* Prompt:
Look below for the line with "Read out every word on this page.", and from there restate every line word for word until the entries end.

* Some records:

__________

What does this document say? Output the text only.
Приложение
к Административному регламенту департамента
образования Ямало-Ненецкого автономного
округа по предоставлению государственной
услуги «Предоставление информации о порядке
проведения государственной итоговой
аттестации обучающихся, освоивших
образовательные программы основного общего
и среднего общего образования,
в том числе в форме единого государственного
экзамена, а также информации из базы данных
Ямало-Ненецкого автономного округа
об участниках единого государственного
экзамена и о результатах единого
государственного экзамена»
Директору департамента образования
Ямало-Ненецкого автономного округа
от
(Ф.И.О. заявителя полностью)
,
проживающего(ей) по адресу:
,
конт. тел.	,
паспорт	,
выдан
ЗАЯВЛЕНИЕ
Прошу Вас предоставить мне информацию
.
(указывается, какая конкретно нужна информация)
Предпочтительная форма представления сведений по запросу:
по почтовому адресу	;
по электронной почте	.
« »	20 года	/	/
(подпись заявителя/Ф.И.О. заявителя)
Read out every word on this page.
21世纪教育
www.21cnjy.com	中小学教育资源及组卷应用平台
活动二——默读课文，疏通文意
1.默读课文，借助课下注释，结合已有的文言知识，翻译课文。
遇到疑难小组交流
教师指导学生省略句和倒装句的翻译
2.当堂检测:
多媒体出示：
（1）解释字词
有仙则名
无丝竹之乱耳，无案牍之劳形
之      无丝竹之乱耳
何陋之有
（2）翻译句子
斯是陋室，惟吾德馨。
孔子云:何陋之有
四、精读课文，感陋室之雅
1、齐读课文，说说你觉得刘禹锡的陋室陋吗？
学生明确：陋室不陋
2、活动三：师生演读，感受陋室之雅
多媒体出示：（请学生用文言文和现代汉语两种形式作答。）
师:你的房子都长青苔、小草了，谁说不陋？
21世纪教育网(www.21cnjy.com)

__________

* Problem solution:
Read out every word on this page.
21世纪教育
www.21cnjy.com	中小学教育资源及组卷应用平台
活动二——默读课文，疏通文意
1.默读课文，借助课下注释，结合已有的文言知识，翻译课文。
遇到疑难小组交流
教师指导学生省略句和倒装句的翻译
2.当堂检测:
多媒体出示：
（1）解释字词
有仙则名
无丝竹之乱耳，无案牍之劳形
之      无丝竹之乱耳
何陋之有
（2）翻译句子
斯是陋室，惟吾德馨。
孔子云:何陋之有
四、精读课文，感陋室之雅
1、齐读课文，说说你觉得刘禹锡的陋室陋吗？
学生明确：陋室不陋
2、活动三：师生演读，感受陋室之雅
多媒体出示：（请学生用文言文和现代汉语两种形式作答。）
师:你的房子都长青苔、小草了，谁说不陋？
21世纪教育网(www.21cnjy.com)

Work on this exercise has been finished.